(Saved entries)

^^^^^^^^

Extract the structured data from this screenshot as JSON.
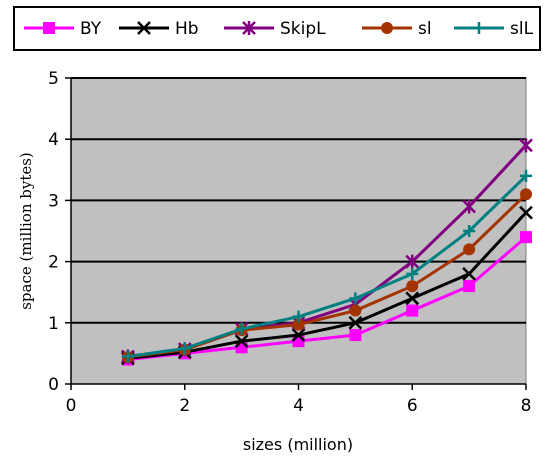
{
  "chart_data": {
    "type": "line",
    "title": "",
    "xlabel": "sizes (million)",
    "ylabel": "space (million bytes)",
    "xlim": [
      0,
      8
    ],
    "ylim": [
      0,
      5
    ],
    "xticks": [
      "0",
      "2",
      "4",
      "6",
      "8"
    ],
    "yticks": [
      "0",
      "1",
      "2",
      "3",
      "4",
      "5"
    ],
    "grid": "horizontal",
    "legend_position": "top",
    "x": [
      1,
      2,
      3,
      4,
      5,
      6,
      7,
      8
    ],
    "series": [
      {
        "name": "BY",
        "color": "#ff00ff",
        "marker": "square",
        "values": [
          0.4,
          0.5,
          0.6,
          0.7,
          0.8,
          1.2,
          1.6,
          2.4
        ]
      },
      {
        "name": "Hb",
        "color": "#000000",
        "marker": "x",
        "values": [
          0.42,
          0.52,
          0.7,
          0.8,
          1.0,
          1.4,
          1.8,
          2.8
        ]
      },
      {
        "name": "SkipL",
        "color": "#800080",
        "marker": "star",
        "values": [
          0.45,
          0.57,
          0.9,
          1.0,
          1.3,
          2.0,
          2.9,
          3.9
        ]
      },
      {
        "name": "sl",
        "color": "#a33400",
        "marker": "circle",
        "values": [
          0.44,
          0.56,
          0.88,
          0.97,
          1.2,
          1.6,
          2.2,
          3.1
        ]
      },
      {
        "name": "slL",
        "color": "#008080",
        "marker": "plus",
        "values": [
          0.45,
          0.58,
          0.9,
          1.1,
          1.4,
          1.8,
          2.5,
          3.4
        ]
      }
    ]
  }
}
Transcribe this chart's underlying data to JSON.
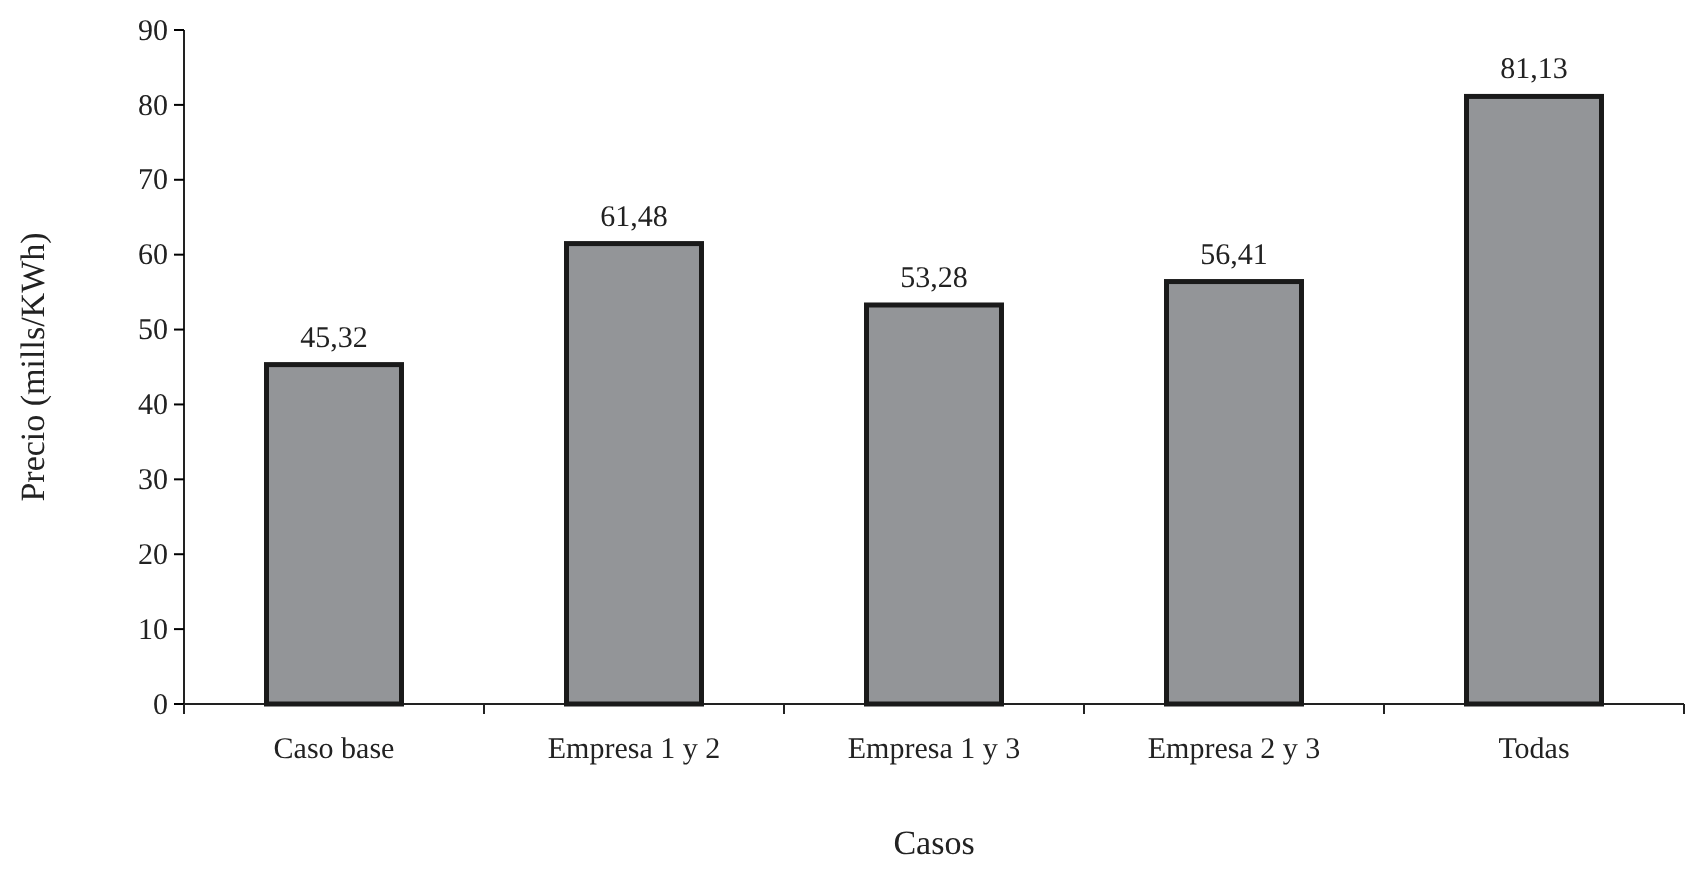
{
  "chart_data": {
    "type": "bar",
    "xlabel": "Casos",
    "ylabel": "Precio (mills/KWh)",
    "categories": [
      "Caso base",
      "Empresa 1 y 2",
      "Empresa 1 y 3",
      "Empresa 2 y 3",
      "Todas"
    ],
    "values": [
      45.32,
      61.48,
      53.28,
      56.41,
      81.13
    ],
    "value_labels": [
      "45,32",
      "61,48",
      "53,28",
      "56,41",
      "81,13"
    ],
    "color": "#939598",
    "ylim": [
      0,
      90
    ],
    "yticks": [
      0,
      10,
      20,
      30,
      40,
      50,
      60,
      70,
      80,
      90
    ],
    "grid": false
  }
}
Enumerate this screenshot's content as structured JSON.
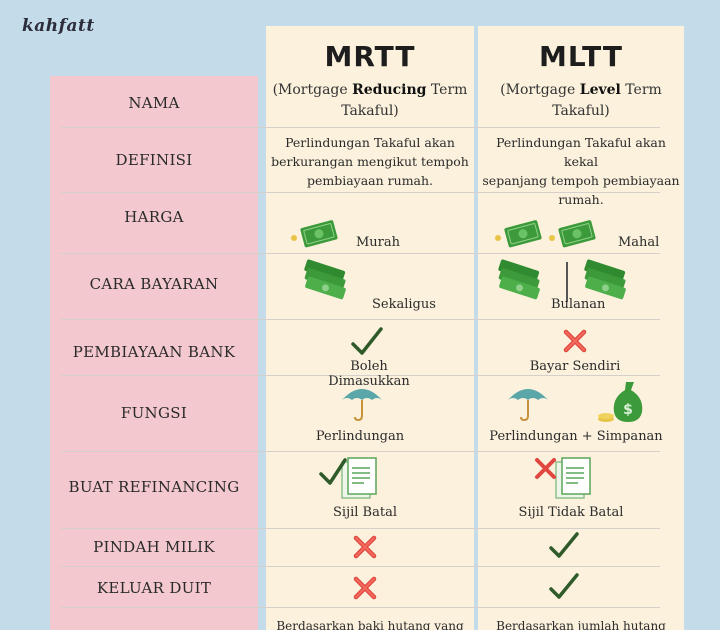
{
  "brand": "kahfatt",
  "columns": {
    "mrtt": {
      "title": "MRTT",
      "subtitle_pre": "(Mortgage ",
      "subtitle_bold": "Reducing",
      "subtitle_post": " Term",
      "subtitle_line2": "Takaful)"
    },
    "mltt": {
      "title": "MLTT",
      "subtitle_pre": "(Mortgage ",
      "subtitle_bold": "Level",
      "subtitle_post": " Term",
      "subtitle_line2": "Takaful)"
    }
  },
  "rows": {
    "nama": "NAMA",
    "definisi": "DEFINISI",
    "harga": "HARGA",
    "cara_bayaran": "CARA BAYARAN",
    "pembiayaan_bank": "PEMBIAYAAN BANK",
    "fungsi": "FUNGSI",
    "buat_refinancing": "BUAT REFINANCING",
    "pindah_milik": "PINDAH MILIK",
    "keluar_duit": "KELUAR DUIT"
  },
  "mrtt": {
    "definisi_1": "Perlindungan Takaful akan",
    "definisi_2": "berkurangan mengikut tempoh",
    "definisi_3": "pembiayaan rumah.",
    "harga": "Murah",
    "cara_bayaran": "Sekaligus",
    "pembiayaan_bank": "Boleh Dimasukkan",
    "fungsi": "Perlindungan",
    "refinancing": "Sijil Batal",
    "last_row": "Berdasarkan baki hutang yang"
  },
  "mltt": {
    "definisi_1": "Perlindungan Takaful akan kekal",
    "definisi_2": "sepanjang tempoh pembiayaan",
    "definisi_3": "rumah.",
    "harga": "Mahal",
    "cara_bayaran": "Bulanan",
    "pembiayaan_bank": "Bayar Sendiri",
    "fungsi": "Perlindungan + Simpanan",
    "refinancing": "Sijil Tidak Batal",
    "last_row": "Berdasarkan jumlah hutang"
  },
  "colors": {
    "background": "#c4dcea",
    "left_panel": "#f3c9cf",
    "column_panel": "#fbf1dd",
    "check": "#2f5a2a",
    "cross": "#e0473f",
    "money": "#3c9a3a",
    "umbrella": "#5aa6a8"
  },
  "icons": [
    "money-note-icon",
    "money-stack-icon",
    "check-icon",
    "cross-icon",
    "umbrella-icon",
    "money-bag-icon",
    "document-icon"
  ]
}
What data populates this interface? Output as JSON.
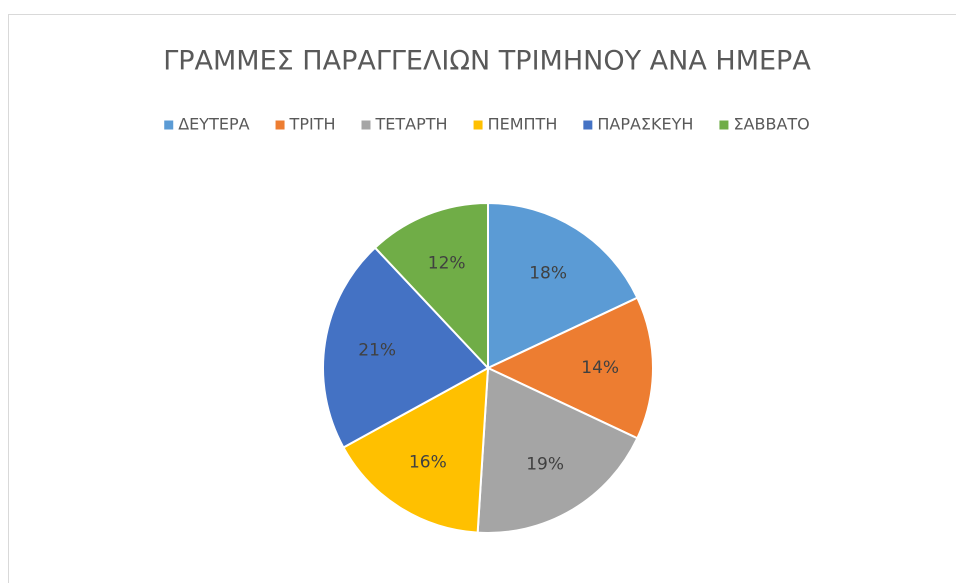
{
  "chart_data": {
    "type": "pie",
    "title": "ΓΡΑΜΜΕΣ ΠΑΡΑΓΓΕΛΙΩΝ ΤΡΙΜΗΝΟΥ ΑΝΑ ΗΜΕΡΑ",
    "categories": [
      "ΔΕΥΤΕΡΑ",
      "ΤΡΙΤΗ",
      "ΤΕΤΑΡΤΗ",
      "ΠΕΜΠΤΗ",
      "ΠΑΡΑΣΚΕΥΗ",
      "ΣΑΒΒΑΤΟ"
    ],
    "values": [
      18,
      14,
      19,
      16,
      21,
      12
    ],
    "value_labels": [
      "18%",
      "14%",
      "19%",
      "16%",
      "21%",
      "12%"
    ],
    "colors": [
      "#5b9bd5",
      "#ed7d31",
      "#a5a5a5",
      "#ffc000",
      "#4472c4",
      "#70ad47"
    ],
    "legend": "top"
  }
}
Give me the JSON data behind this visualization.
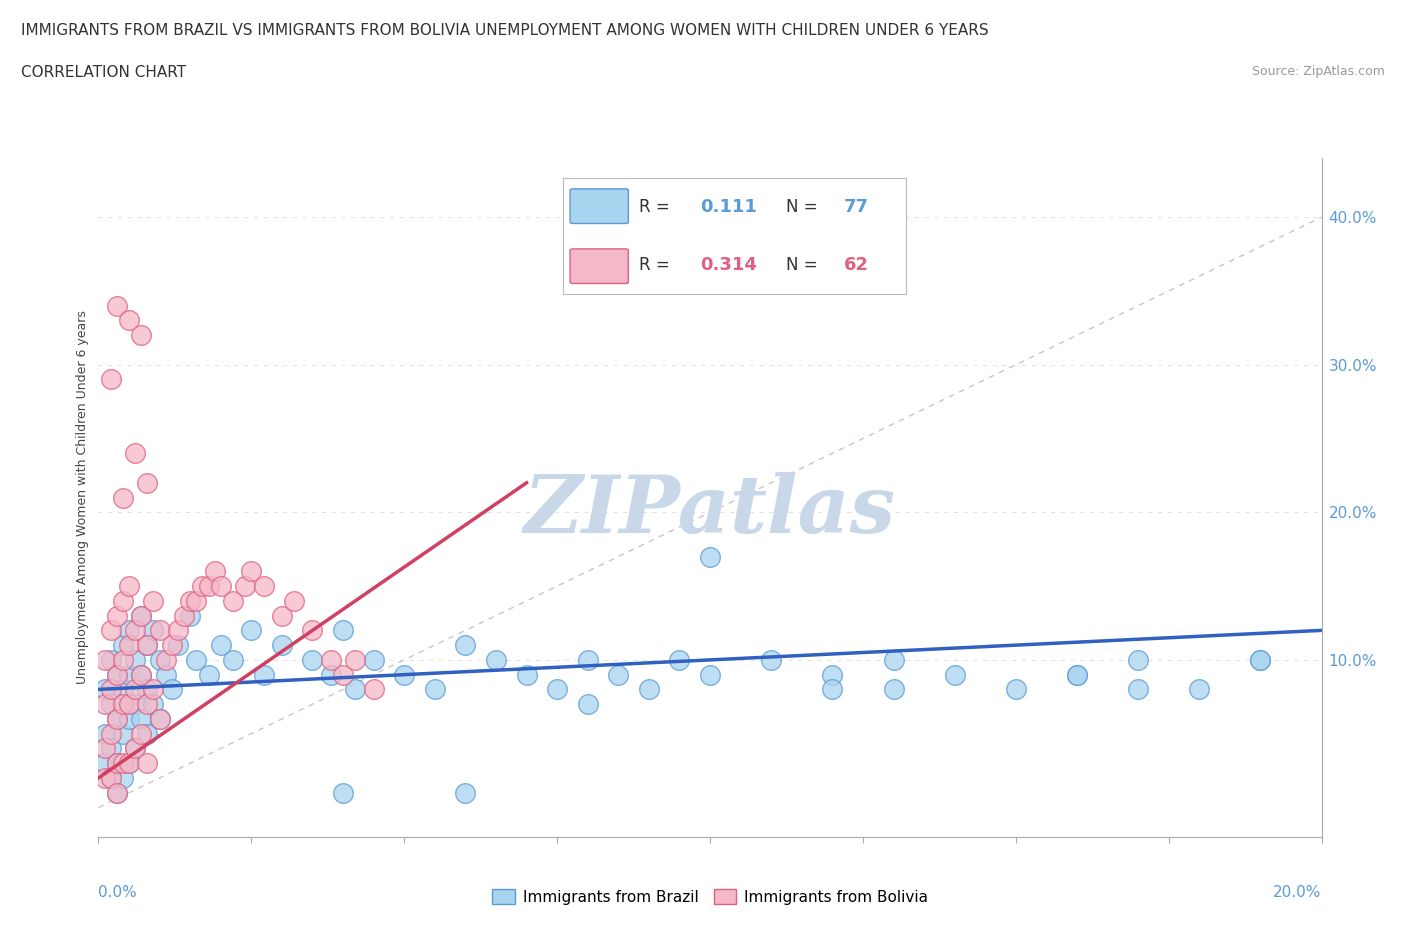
{
  "title_line1": "IMMIGRANTS FROM BRAZIL VS IMMIGRANTS FROM BOLIVIA UNEMPLOYMENT AMONG WOMEN WITH CHILDREN UNDER 6 YEARS",
  "title_line2": "CORRELATION CHART",
  "source": "Source: ZipAtlas.com",
  "ylabel": "Unemployment Among Women with Children Under 6 years",
  "ytick_values": [
    0.0,
    0.1,
    0.2,
    0.3,
    0.4
  ],
  "ytick_labels": [
    "",
    "10.0%",
    "20.0%",
    "30.0%",
    "40.0%"
  ],
  "xlim": [
    0.0,
    0.2
  ],
  "ylim": [
    -0.02,
    0.44
  ],
  "legend_brazil": "Immigrants from Brazil",
  "legend_bolivia": "Immigrants from Bolivia",
  "R_brazil": "0.111",
  "N_brazil": "77",
  "R_bolivia": "0.314",
  "N_bolivia": "62",
  "color_brazil_fill": "#a8d4ef",
  "color_brazil_edge": "#5b9bd5",
  "color_bolivia_fill": "#f5b8c8",
  "color_bolivia_edge": "#e06080",
  "trend_brazil_color": "#3060c0",
  "trend_bolivia_color": "#d04060",
  "ref_line_color": "#d0c0c8",
  "watermark_color": "#c8d8e8",
  "background_color": "#ffffff",
  "grid_color": "#e0e0e0",
  "brazil_x": [
    0.001,
    0.001,
    0.001,
    0.002,
    0.002,
    0.002,
    0.002,
    0.003,
    0.003,
    0.003,
    0.003,
    0.004,
    0.004,
    0.004,
    0.004,
    0.005,
    0.005,
    0.005,
    0.005,
    0.006,
    0.006,
    0.006,
    0.007,
    0.007,
    0.007,
    0.008,
    0.008,
    0.008,
    0.009,
    0.009,
    0.01,
    0.01,
    0.011,
    0.012,
    0.013,
    0.015,
    0.016,
    0.018,
    0.02,
    0.022,
    0.025,
    0.027,
    0.03,
    0.035,
    0.038,
    0.04,
    0.042,
    0.045,
    0.05,
    0.055,
    0.06,
    0.065,
    0.07,
    0.075,
    0.08,
    0.085,
    0.09,
    0.095,
    0.1,
    0.11,
    0.12,
    0.13,
    0.14,
    0.15,
    0.16,
    0.17,
    0.18,
    0.19,
    0.1,
    0.12,
    0.06,
    0.04,
    0.13,
    0.08,
    0.16,
    0.19,
    0.17
  ],
  "brazil_y": [
    0.08,
    0.05,
    0.03,
    0.1,
    0.07,
    0.04,
    0.02,
    0.09,
    0.06,
    0.03,
    0.01,
    0.11,
    0.08,
    0.05,
    0.02,
    0.12,
    0.09,
    0.06,
    0.03,
    0.1,
    0.07,
    0.04,
    0.13,
    0.09,
    0.06,
    0.11,
    0.08,
    0.05,
    0.12,
    0.07,
    0.1,
    0.06,
    0.09,
    0.08,
    0.11,
    0.13,
    0.1,
    0.09,
    0.11,
    0.1,
    0.12,
    0.09,
    0.11,
    0.1,
    0.09,
    0.12,
    0.08,
    0.1,
    0.09,
    0.08,
    0.11,
    0.1,
    0.09,
    0.08,
    0.1,
    0.09,
    0.08,
    0.1,
    0.09,
    0.1,
    0.09,
    0.1,
    0.09,
    0.08,
    0.09,
    0.1,
    0.08,
    0.1,
    0.17,
    0.08,
    0.01,
    0.01,
    0.08,
    0.07,
    0.09,
    0.1,
    0.08
  ],
  "bolivia_x": [
    0.001,
    0.001,
    0.001,
    0.001,
    0.002,
    0.002,
    0.002,
    0.002,
    0.003,
    0.003,
    0.003,
    0.003,
    0.003,
    0.004,
    0.004,
    0.004,
    0.004,
    0.005,
    0.005,
    0.005,
    0.005,
    0.006,
    0.006,
    0.006,
    0.007,
    0.007,
    0.007,
    0.008,
    0.008,
    0.008,
    0.009,
    0.009,
    0.01,
    0.01,
    0.011,
    0.012,
    0.013,
    0.014,
    0.015,
    0.016,
    0.017,
    0.018,
    0.019,
    0.02,
    0.022,
    0.024,
    0.025,
    0.027,
    0.03,
    0.032,
    0.035,
    0.038,
    0.04,
    0.042,
    0.045,
    0.002,
    0.003,
    0.004,
    0.005,
    0.006,
    0.007,
    0.008
  ],
  "bolivia_y": [
    0.1,
    0.07,
    0.04,
    0.02,
    0.12,
    0.08,
    0.05,
    0.02,
    0.13,
    0.09,
    0.06,
    0.03,
    0.01,
    0.14,
    0.1,
    0.07,
    0.03,
    0.15,
    0.11,
    0.07,
    0.03,
    0.12,
    0.08,
    0.04,
    0.13,
    0.09,
    0.05,
    0.11,
    0.07,
    0.03,
    0.14,
    0.08,
    0.12,
    0.06,
    0.1,
    0.11,
    0.12,
    0.13,
    0.14,
    0.14,
    0.15,
    0.15,
    0.16,
    0.15,
    0.14,
    0.15,
    0.16,
    0.15,
    0.13,
    0.14,
    0.12,
    0.1,
    0.09,
    0.1,
    0.08,
    0.29,
    0.34,
    0.21,
    0.33,
    0.24,
    0.32,
    0.22
  ],
  "bolivia_trend_x": [
    0.0,
    0.07
  ],
  "bolivia_trend_y": [
    0.02,
    0.22
  ],
  "brazil_trend_x": [
    0.0,
    0.2
  ],
  "brazil_trend_y": [
    0.08,
    0.12
  ]
}
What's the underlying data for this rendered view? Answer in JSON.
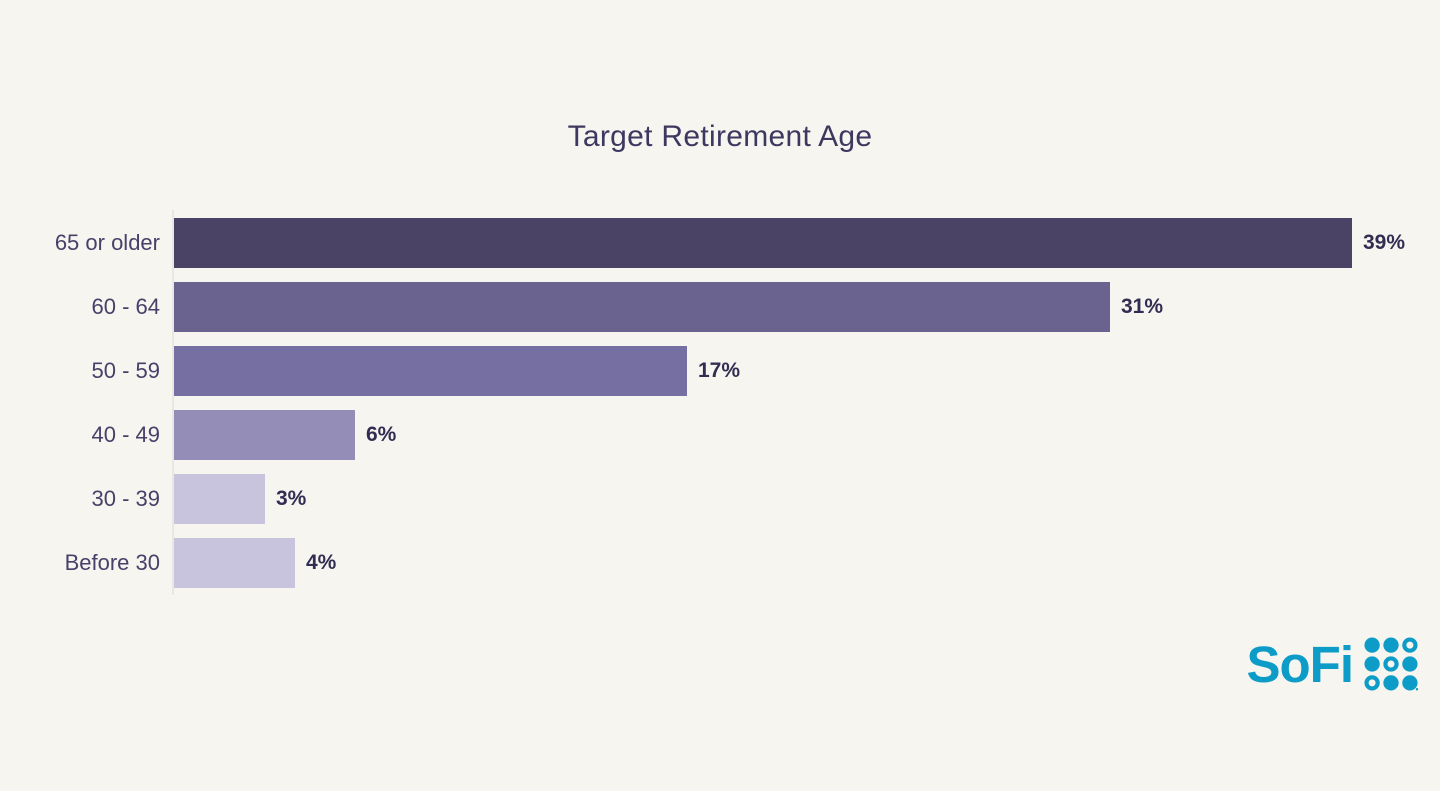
{
  "title": "Target Retirement Age",
  "chart_data": {
    "type": "bar",
    "orientation": "horizontal",
    "title": "Target Retirement Age",
    "categories": [
      "65 or older",
      "60 - 64",
      "50 - 59",
      "40 - 49",
      "30 - 39",
      "Before 30"
    ],
    "values": [
      39,
      31,
      17,
      6,
      3,
      4
    ],
    "value_labels": [
      "39%",
      "31%",
      "17%",
      "6%",
      "3%",
      "4%"
    ],
    "xlabel": "",
    "ylabel": "",
    "xlim": [
      0,
      42
    ],
    "grid": false,
    "legend": false,
    "bar_colors": [
      "#4a4365",
      "#6a6390",
      "#766fa2",
      "#948db8",
      "#c8c4dd",
      "#c8c4dd"
    ]
  },
  "colors": {
    "background": "#f7f5f0",
    "title_text": "#3d3860",
    "category_label_text": "#474169",
    "value_label_text": "#322d52",
    "axis_line": "#e9e7e1",
    "brand_teal": "#0d9cc7"
  },
  "branding": {
    "logo_text": "SoFi"
  }
}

^^^^^^^^

[Description of the task]
Omit the pictures, then extract verbatim only those lines that fall between the line containing "What's the underlying" and the final line of the records above, both included.

[Answer for this exercise]
What's the underlying data for this rendered view? Answer in JSON.
{
  "title": "Target Retirement Age",
  "chart_data": {
    "type": "bar",
    "orientation": "horizontal",
    "title": "Target Retirement Age",
    "categories": [
      "65 or older",
      "60 - 64",
      "50 - 59",
      "40 - 49",
      "30 - 39",
      "Before 30"
    ],
    "values": [
      39,
      31,
      17,
      6,
      3,
      4
    ],
    "value_labels": [
      "39%",
      "31%",
      "17%",
      "6%",
      "3%",
      "4%"
    ],
    "xlabel": "",
    "ylabel": "",
    "xlim": [
      0,
      42
    ],
    "grid": false,
    "legend": false,
    "bar_colors": [
      "#4a4365",
      "#6a6390",
      "#766fa2",
      "#948db8",
      "#c8c4dd",
      "#c8c4dd"
    ]
  },
  "colors": {
    "background": "#f7f5f0",
    "title_text": "#3d3860",
    "category_label_text": "#474169",
    "value_label_text": "#322d52",
    "axis_line": "#e9e7e1",
    "brand_teal": "#0d9cc7"
  },
  "branding": {
    "logo_text": "SoFi"
  }
}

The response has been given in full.